Stored items:
• • • • •

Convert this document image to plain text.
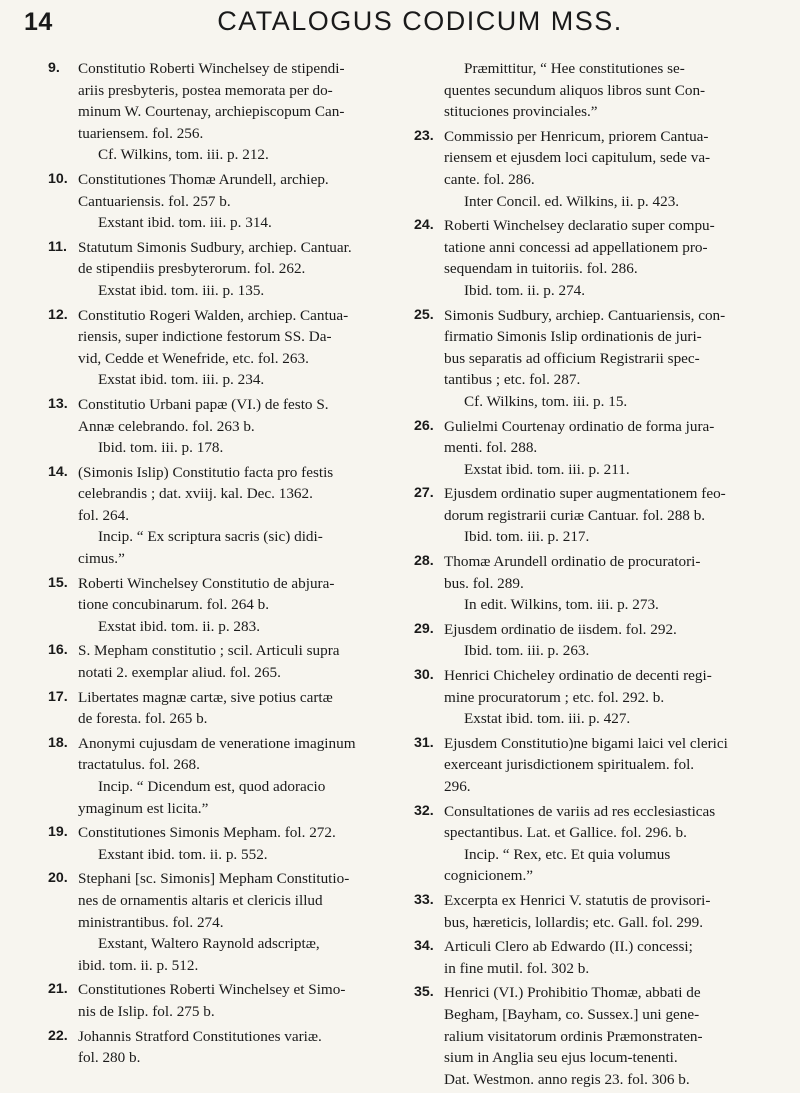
14	CATALOGUS CODICUM MSS.
9.	Constitutio Roberti Winchelsey de stipendi-
ariis presbyteris, postea memorata per do-
minum W. Courtenay, archiepiscopum Can-
tuariensem. fol. 256.
Cf. Wilkins, tom. iii. p. 212.
10. Constitutiones Thomæ Arundell, archiep.
Cantuariensis. fol. 257 b.
Exstant ibid. tom. iii. p. 314.
11. Statutum Simonis Sudbury, archiep. Cantuar.
de stipendiis presbyterorum. fol. 262.
Exstat ibid. tom. iii. p. 135.
12. Constitutio Rogeri Walden, archiep. Cantua-
riensis, super indictione festorum SS. Da-
vid, Cedde et Wenefride, etc. fol. 263.
Exstat ibid. tom. iii. p. 234.
13. Constitutio Urbani papæ (VI.) de festo S.
Annæ celebrando. fol. 263 b.
Ibid. tom. iii. p. 178.
14. (Simonis Islip) Constitutio facta pro festis
celebrandis ; dat. xviij. kal. Dec. 1362.
fol. 264.
Incip. “ Ex scriptura sacris (sic) didi-
cimus.”
15. Roberti Winchelsey Constitutio de abjura-
tione concubinarum. fol. 264 b.
Exstat ibid. tom. ii. p. 283.
16. S. Mepham constitutio ; scil. Articuli supra
notati 2. exemplar aliud. fol. 265.
17. Libertates magnæ cartæ, sive potius cartæ
de foresta. fol. 265 b.
18. Anonymi cujusdam de veneratione imaginum
tractatulus. fol. 268.
Incip. “ Dicendum est, quod adoracio
ymaginum est licita.”
19. Constitutiones Simonis Mepham. fol. 272.
Exstant ibid. tom. ii. p. 552.
20. Stephani [sc. Simonis] Mepham Constitutio-
nes de ornamentis altaris et clericis illud
ministrantibus. fol. 274.
Exstant, Waltero Raynold adscriptæ,
ibid. tom. ii. p. 512.
21. Constitutiones Roberti Winchelsey et Simo-
nis de Islip. fol. 275 b.
22. Johannis Stratford Constitutiones variæ.
fol. 280 b.
Præmittitur, “ Hee constitutiones se-
quentes secundum aliquos libros sunt Con-
stituciones provinciales.”
23. Commissio per Henricum, priorem Cantua-
riensem et ejusdem loci capitulum, sede va-
cante. fol. 286.
Inter Concil. ed. Wilkins, ii. p. 423.
24. Roberti Winchelsey declaratio super compu-
tatione anni concessi ad appellationem pro-
sequendam in tuitoriis. fol. 286.
Ibid. tom. ii. p. 274.
25. Simonis Sudbury, archiep. Cantuariensis, con-
firmatio Simonis Islip ordinationis de juri-
bus separatis ad officium Registrarii spec-
tantibus ; etc. fol. 287.
Cf. Wilkins, tom. iii. p. 15.
26. Gulielmi Courtenay ordinatio de forma jura-
menti. fol. 288.
Exstat ibid. tom. iii. p. 211.
27. Ejusdem ordinatio super augmentationem feo-
dorum registrarii curiæ Cantuar. fol. 288 b.
Ibid. tom. iii. p. 217.
28. Thomæ Arundell ordinatio de procuratori-
bus. fol. 289.
In edit. Wilkins, tom. iii. p. 273.
29. Ejusdem ordinatio de iisdem. fol. 292.
Ibid. tom. iii. p. 263.
30. Henrici Chicheley ordinatio de decenti regi-
mine procuratorum ; etc. fol. 292. b.
Exstat ibid. tom. iii. p. 427.
31. Ejusdem Constitutio)ne bigami laici vel clerici
exerceant jurisdictionem spiritualem. fol.
296.
32. Consultationes de variis ad res ecclesiasticas
spectantibus. Lat. et Gallice. fol. 296. b.
Incip. “ Rex, etc. Et quia volumus
cognicionem.”
33. Excerpta ex Henrici V. statutis de provisori-
bus, hæreticis, lollardis; etc. Gall. fol. 299.
34. Articuli Clero ab Edwardo (II.) concessi;
in fine mutil. fol. 302 b.
35. Henrici (VI.) Prohibitio Thomæ, abbati de
Begham, [Bayham, co. Sussex.] uni gene-
ralium visitatorum ordinis Præmonstraten-
sium in Anglia seu ejus locum-tenenti.
Dat. Westmon. anno regis 23. fol. 306 b.
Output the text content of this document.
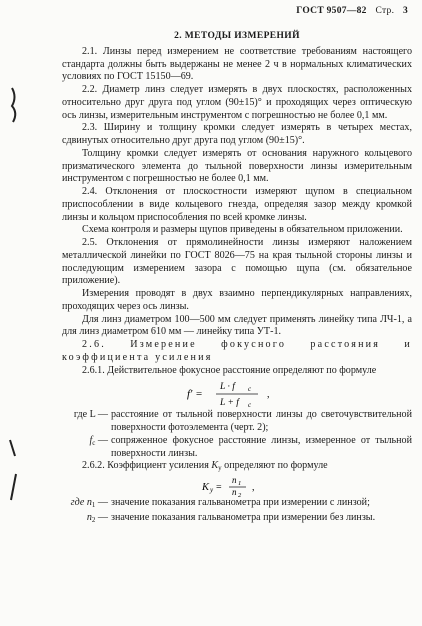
ГОСТ 9507—82 Стр. 3
2. МЕТОДЫ ИЗМЕРЕНИЙ

2.1. Линзы перед измерением не соответствие требованиям настоящего стандарта должны быть выдержаны не менее 2 ч в нормальных климатических условиях по ГОСТ 15150—69.

2.2. Диаметр линз следует измерять в двух плоскостях, расположенных относительно друг друга под углом (90±15)° и проходящих через оптическую ось линзы, измерительным инструментом с погрешностью не более 0,1 мм.

2.3. Ширину и толщину кромки следует измерять в четырех местах, сдвинутых относительно друг друга под углом (90±15)°.

Толщину кромки следует измерять от основания наружного кольцевого призматического элемента до тыльной поверхности линзы измерительным инструментом с погрешностью не более 0,1 мм.

2.4. Отклонения от плоскостности измеряют щупом в специальном приспособлении в виде кольцевого гнезда, определяя зазор между кромкой линзы и кольцом приспособления по всей кромке линзы.

Схема контроля и размеры щупов приведены в обязательном приложении.

2.5. Отклонения от прямолинейности линзы измеряют наложением металлической линейки по ГОСТ 8026—75 на края тыльной стороны линзы и последующим измерением зазора с помощью щупа (см. обязательное приложение).

Измерения проводят в двух взаимно перпендикулярных направлениях, проходящих через ось линзы.

Для линз диаметром 100—500 мм следует применять линейку типа ЛЧ-1, а для линз диаметром 610 мм — линейку типа УТ-1.

2.6. Измерение фокусного расстояния и коэффициента усиления

2.6.1. Действительное фокусное расстояние определяют по формуле

f′ =
L · f c
L + f c
,
где L — расстояние от тыльной поверхности линзы до светочувствительной поверхности фотоэлемента (черт. 2);
$f_c$ — сопряженное фокусное расстояние линзы, измеренное от тыльной поверхности линзы.

2.6.2. Коэффициент усиления $K_y$ определяют по формуле

K y =
n 1
n 2
,
где $n_1$ — значение показания гальванометра при измерении с линзой;
$n_2$ — значение показания гальванометра при измерении без линзы.
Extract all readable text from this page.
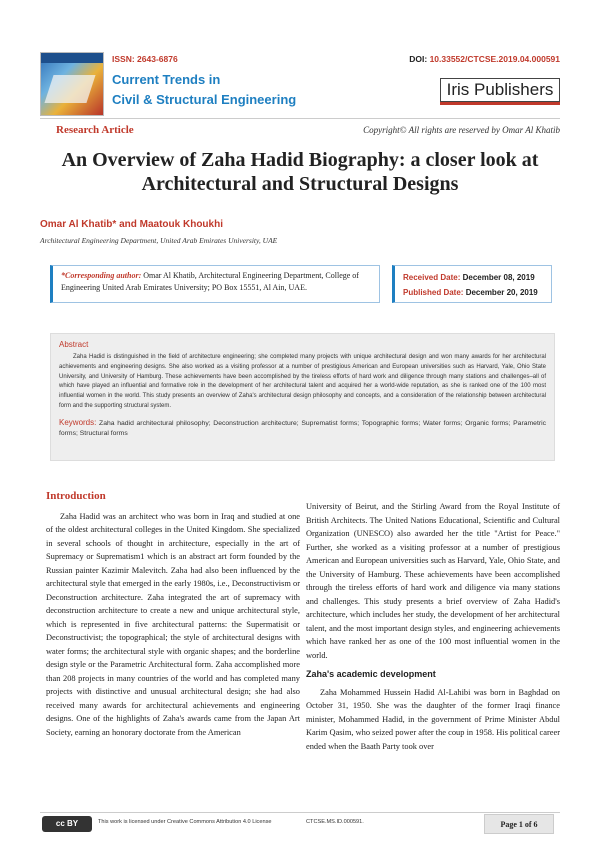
ISSN: 2643-6876
Current Trends in
Civil & Structural Engineering
DOI: 10.33552/CTCSE.2019.04.000591
Iris Publishers
Research Article	Copyright© All rights are reserved by Omar Al Khatib
An Overview of Zaha Hadid Biography: a closer look at Architectural and Structural Designs
Omar Al Khatib* and Maatouk Khoukhi
Architectural Engineering Department, United Arab Emirates University, UAE
*Corresponding author: Omar Al Khatib, Architectural Engineering Department, College of Engineering United Arab Emirates University; PO Box 15551, Al Ain, UAE.
Received Date: December 08, 2019
Published Date: December 20, 2019
Abstract
Zaha Hadid is distinguished in the field of architecture engineering; she completed many projects with unique architectural design and won many awards for her architectural achievements and engineering designs. She also worked as a visiting professor at a number of prestigious American and European universities such as Harvard, Yale, Ohio State University, and University of Hamburg. These achievements have been accomplished by the tireless efforts of hard work and diligence through many stations and challenges–all of which have played an influential and formative role in the development of her architectural talent and acquired her a world-wide reputation, as she is ranked one of the 100 most influential women in the world. This study presents an overview of Zaha's architectural design philosophy and concepts, and a consideration of the relationship between architectural form and the supporting structural system.
Keywords: Zaha hadid architectural philosophy; Deconstruction architecture; Suprematist forms; Topographic forms; Water forms; Organic forms; Parametric forms; Structural forms
Introduction

Zaha Hadid was an architect who was born in Iraq and studied at one of the oldest architectural colleges in the United Kingdom. She specialized in several schools of thought in architecture, especially in the art of Supremacy or Suprematism1 which is an abstract art form founded by the Russian painter Kazimir Malevitch. Zaha had also been influenced by the architectural style that emerged in the early 1980s, i.e., Deconstructivism or Deconstruction architecture. Zaha integrated the art of supremacy with deconstruction architecture to create a new and unique architectural style, which is represented in five architectural patterns: the Supermatisit or Deconstructivist; the topographical; the style of architectural designs with water forms; the architectural style with organic shapes; and the borderline design style or the Parametric Architectural form. Zaha accomplished more than 208 projects in many countries of the world and has completed many projects with distinctive and unusual architectural design; she had also received many awards for architectural achievements and engineering designs. One of the highlights of Zaha's awards came from the Japan Art Society, earning an honorary doctorate from the American

University of Beirut, and the Stirling Award from the Royal Institute of British Architects. The United Nations Educational, Scientific and Cultural Organization (UNESCO) also awarded her the title "Artist for Peace." Further, she worked as a visiting professor at a number of prestigious American and European universities such as Harvard, Yale, Ohio State, and the University of Hamburg. These achievements have been accomplished through the tireless efforts of hard work and diligence via many stations and challenges. This study presents a brief overview of Zaha Hadid's architecture, which includes her study, the development of her architectural talent, and the most important design styles, and engineering achievements which have ranked her as one of the 100 most influential women in the world.

Zaha's academic development

Zaha Mohammed Hussein Hadid Al-Lahibi was born in Baghdad on October 31, 1950. She was the daughter of the former Iraqi finance minister, Mohammed Hadid, in the government of Prime Minister Abdul Karim Qasim, who seized power after the coup in 1958. His political career ended when the Baath Party took over

cc BY	This work is licensed under Creative Commons Attribution 4.0 License	CTCSE.MS.ID.000591.	Page 1 of 6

• • • • •

Aim: Pull out every line of the entries that includes the word "Courtenay".

Final answer:
minum W. Courtenay, archiepiscopum Can-
26. Gulielmi Courtenay ordinatio de forma jura-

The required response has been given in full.